↓

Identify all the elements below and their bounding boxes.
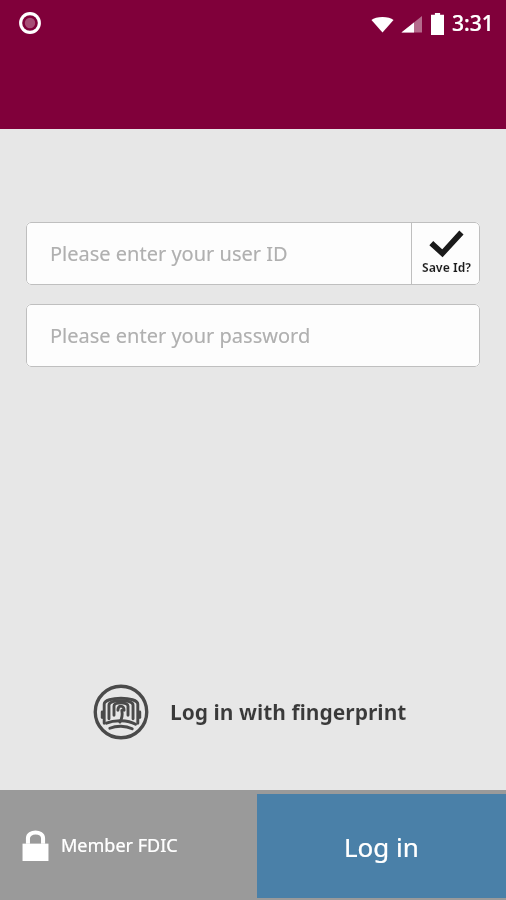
button[interactable]: Log in	[257, 794, 506, 898]
staticText: 3:31	[452, 9, 494, 38]
button[interactable]: Member FDIC	[22, 830, 178, 861]
staticText: Log in	[344, 829, 419, 864]
staticText: Save Id?	[422, 259, 471, 275]
button[interactable]: Please enter your password	[26, 304, 480, 367]
staticText: Please enter your password	[50, 322, 311, 349]
staticText: Log in with fingerprint	[170, 698, 407, 727]
other: Recording indicator	[17, 10, 43, 36]
staticText: Member FDIC	[61, 833, 178, 858]
button[interactable]: Please enter your user ID	[26, 222, 411, 285]
button[interactable]: Save Id?	[412, 222, 480, 285]
button[interactable]: Log in with fingerprint	[60, 684, 446, 740]
staticText: Please enter your user ID	[50, 240, 288, 267]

↑

Could you reproduce the listing above line for line, leaving out the picture?

Identify all the elements below and their bounding boxes.
button[interactable]: Log in	[257, 794, 506, 898]
staticText: 3:31	[452, 9, 494, 38]
button[interactable]: Member FDIC	[22, 830, 178, 861]
staticText: Log in	[344, 829, 419, 864]
staticText: Save Id?	[422, 259, 471, 275]
button[interactable]: Please enter your password	[26, 304, 480, 367]
staticText: Please enter your password	[50, 322, 311, 349]
staticText: Log in with fingerprint	[170, 698, 407, 727]
other: Recording indicator	[17, 10, 43, 36]
staticText: Member FDIC	[61, 833, 178, 858]
button[interactable]: Please enter your user ID	[26, 222, 411, 285]
button[interactable]: Save Id?	[412, 222, 480, 285]
button[interactable]: Log in with fingerprint	[60, 684, 446, 740]
staticText: Please enter your user ID	[50, 240, 288, 267]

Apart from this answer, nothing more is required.